[start Raw data]

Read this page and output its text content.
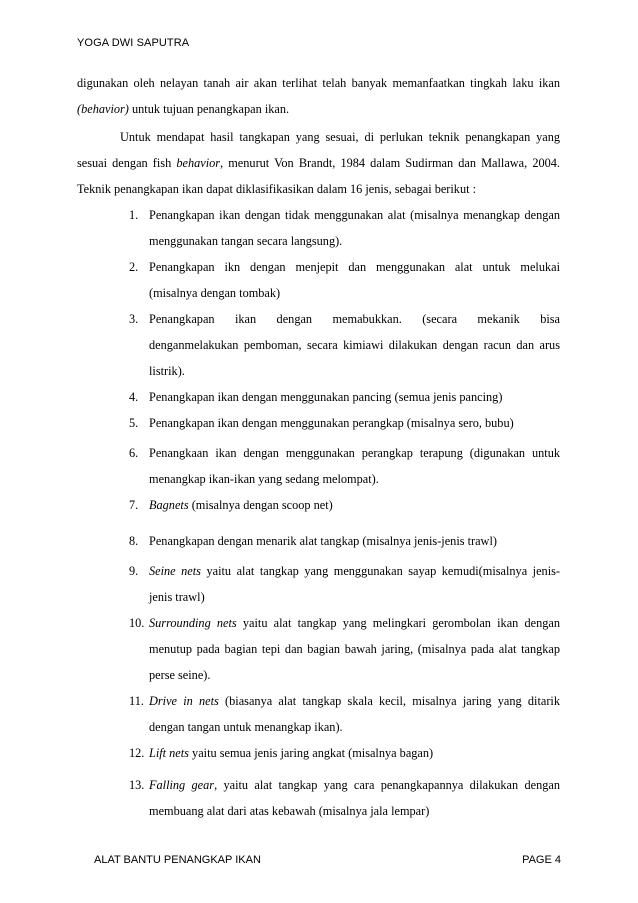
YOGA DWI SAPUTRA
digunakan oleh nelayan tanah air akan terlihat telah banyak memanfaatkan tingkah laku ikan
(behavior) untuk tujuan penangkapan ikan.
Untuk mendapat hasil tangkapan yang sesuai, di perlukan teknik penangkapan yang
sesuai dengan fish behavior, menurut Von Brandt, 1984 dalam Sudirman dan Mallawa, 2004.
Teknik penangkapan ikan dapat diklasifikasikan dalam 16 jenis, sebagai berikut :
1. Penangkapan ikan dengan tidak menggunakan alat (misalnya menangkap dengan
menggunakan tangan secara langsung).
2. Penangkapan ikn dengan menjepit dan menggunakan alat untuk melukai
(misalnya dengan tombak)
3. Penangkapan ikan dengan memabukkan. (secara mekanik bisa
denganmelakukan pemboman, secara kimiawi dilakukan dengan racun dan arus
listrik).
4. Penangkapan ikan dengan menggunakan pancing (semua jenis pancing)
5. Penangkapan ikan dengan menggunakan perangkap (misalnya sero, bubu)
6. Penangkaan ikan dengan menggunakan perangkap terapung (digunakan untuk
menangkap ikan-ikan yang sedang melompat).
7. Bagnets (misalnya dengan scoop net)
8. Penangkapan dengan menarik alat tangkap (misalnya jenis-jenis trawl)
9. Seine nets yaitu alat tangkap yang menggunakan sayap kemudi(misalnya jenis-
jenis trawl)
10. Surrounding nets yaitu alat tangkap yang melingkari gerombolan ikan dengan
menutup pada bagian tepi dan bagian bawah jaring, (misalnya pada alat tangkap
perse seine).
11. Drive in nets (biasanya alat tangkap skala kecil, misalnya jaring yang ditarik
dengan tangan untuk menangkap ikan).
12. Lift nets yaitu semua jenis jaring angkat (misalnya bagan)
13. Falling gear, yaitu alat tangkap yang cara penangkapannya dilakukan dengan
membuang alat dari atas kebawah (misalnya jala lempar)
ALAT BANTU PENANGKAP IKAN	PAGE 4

[end Raw data]

* What needs to be done *
Pick out each line in the material containing "trawl".

* Response below *
8. Penangkapan dengan menarik alat tangkap (misalnya jenis-jenis trawl)
jenis trawl)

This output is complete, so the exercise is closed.